◆ **Instructions to follow**
In the following material, identify every line holding the string "diffusion" and return it.

◆ **Data rows**
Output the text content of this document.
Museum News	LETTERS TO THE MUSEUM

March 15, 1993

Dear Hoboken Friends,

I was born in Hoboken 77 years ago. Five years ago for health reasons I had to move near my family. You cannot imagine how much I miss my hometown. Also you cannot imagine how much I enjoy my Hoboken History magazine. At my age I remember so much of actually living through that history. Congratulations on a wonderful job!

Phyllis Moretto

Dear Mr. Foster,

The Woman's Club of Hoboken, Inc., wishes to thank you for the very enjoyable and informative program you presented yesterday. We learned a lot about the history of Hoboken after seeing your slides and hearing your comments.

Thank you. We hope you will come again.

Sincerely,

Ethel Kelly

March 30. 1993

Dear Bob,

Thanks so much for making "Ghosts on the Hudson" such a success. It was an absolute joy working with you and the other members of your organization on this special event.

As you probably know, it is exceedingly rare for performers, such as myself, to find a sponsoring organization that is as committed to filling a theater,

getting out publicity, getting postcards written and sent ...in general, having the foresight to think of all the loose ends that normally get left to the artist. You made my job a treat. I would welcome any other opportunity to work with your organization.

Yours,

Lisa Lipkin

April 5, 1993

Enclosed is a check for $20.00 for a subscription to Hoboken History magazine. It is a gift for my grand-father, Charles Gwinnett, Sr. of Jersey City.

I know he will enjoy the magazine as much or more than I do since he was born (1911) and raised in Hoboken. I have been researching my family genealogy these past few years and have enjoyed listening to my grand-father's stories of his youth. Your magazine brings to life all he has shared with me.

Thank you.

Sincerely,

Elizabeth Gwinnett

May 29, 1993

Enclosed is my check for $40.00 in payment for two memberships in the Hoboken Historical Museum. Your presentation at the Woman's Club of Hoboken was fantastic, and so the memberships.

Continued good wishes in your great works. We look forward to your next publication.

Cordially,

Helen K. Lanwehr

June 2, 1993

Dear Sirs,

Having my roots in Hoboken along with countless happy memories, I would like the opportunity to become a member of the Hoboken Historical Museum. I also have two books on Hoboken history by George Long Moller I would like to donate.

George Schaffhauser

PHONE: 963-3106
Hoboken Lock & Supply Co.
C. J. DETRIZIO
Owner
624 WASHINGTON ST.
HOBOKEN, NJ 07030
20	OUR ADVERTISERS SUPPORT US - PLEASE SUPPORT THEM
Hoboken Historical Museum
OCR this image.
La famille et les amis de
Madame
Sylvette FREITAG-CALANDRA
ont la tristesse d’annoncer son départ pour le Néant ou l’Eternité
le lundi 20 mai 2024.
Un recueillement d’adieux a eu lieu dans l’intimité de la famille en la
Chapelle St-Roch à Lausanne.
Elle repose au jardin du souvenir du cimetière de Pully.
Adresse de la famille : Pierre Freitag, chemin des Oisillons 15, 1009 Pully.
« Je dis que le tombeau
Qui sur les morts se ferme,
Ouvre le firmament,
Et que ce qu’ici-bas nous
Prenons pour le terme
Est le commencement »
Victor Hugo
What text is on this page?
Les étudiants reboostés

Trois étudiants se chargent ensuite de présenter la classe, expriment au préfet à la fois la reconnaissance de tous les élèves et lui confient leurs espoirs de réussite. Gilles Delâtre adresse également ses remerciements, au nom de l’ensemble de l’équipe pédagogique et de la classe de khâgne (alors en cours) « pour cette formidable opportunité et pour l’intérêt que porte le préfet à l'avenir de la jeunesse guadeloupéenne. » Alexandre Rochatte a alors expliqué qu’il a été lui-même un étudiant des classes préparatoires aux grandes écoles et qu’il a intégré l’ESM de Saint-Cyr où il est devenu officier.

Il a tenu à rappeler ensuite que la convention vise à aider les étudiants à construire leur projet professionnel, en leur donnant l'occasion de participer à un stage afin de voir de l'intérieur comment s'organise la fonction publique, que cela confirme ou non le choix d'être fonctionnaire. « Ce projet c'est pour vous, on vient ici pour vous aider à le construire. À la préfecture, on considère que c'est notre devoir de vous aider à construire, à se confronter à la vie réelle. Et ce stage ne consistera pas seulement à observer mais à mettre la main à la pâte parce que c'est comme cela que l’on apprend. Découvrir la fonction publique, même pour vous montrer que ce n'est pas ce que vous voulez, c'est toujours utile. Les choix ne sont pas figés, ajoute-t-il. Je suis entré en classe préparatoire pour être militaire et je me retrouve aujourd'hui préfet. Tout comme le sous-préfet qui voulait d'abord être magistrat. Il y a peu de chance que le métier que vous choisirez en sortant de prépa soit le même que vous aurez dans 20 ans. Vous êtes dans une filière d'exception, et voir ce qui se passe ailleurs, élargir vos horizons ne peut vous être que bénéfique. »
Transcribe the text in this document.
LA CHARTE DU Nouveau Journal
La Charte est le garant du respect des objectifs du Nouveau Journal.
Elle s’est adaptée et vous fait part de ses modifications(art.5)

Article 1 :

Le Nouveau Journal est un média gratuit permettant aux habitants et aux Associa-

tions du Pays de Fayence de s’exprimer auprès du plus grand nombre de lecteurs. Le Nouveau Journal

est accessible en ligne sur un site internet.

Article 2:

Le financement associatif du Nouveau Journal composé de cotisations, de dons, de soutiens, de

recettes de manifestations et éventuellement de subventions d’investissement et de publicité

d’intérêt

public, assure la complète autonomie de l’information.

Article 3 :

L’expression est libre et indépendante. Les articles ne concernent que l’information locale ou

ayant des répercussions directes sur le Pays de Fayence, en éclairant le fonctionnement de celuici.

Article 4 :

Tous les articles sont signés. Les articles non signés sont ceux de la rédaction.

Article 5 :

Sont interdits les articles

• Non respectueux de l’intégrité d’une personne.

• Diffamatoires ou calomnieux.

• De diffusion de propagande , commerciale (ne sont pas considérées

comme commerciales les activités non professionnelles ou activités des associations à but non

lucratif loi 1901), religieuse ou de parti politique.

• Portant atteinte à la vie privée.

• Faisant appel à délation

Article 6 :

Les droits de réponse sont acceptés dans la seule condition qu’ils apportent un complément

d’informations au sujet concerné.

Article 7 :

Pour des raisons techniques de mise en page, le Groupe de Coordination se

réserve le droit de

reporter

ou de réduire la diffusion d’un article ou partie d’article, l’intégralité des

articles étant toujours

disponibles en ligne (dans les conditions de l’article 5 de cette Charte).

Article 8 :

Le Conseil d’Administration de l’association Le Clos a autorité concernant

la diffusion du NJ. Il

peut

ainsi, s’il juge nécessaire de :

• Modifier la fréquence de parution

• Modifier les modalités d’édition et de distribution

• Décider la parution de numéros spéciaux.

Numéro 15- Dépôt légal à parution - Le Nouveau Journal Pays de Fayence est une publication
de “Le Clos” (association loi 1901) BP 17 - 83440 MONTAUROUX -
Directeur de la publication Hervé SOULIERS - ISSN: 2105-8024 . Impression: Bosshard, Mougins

◆ **Response to the exercise**
• De diffusion de propagande , commerciale (ne sont pas considérées
ou de réduire la diffusion d’un article ou partie d’article, l’intégralité des
la diffusion du NJ. Il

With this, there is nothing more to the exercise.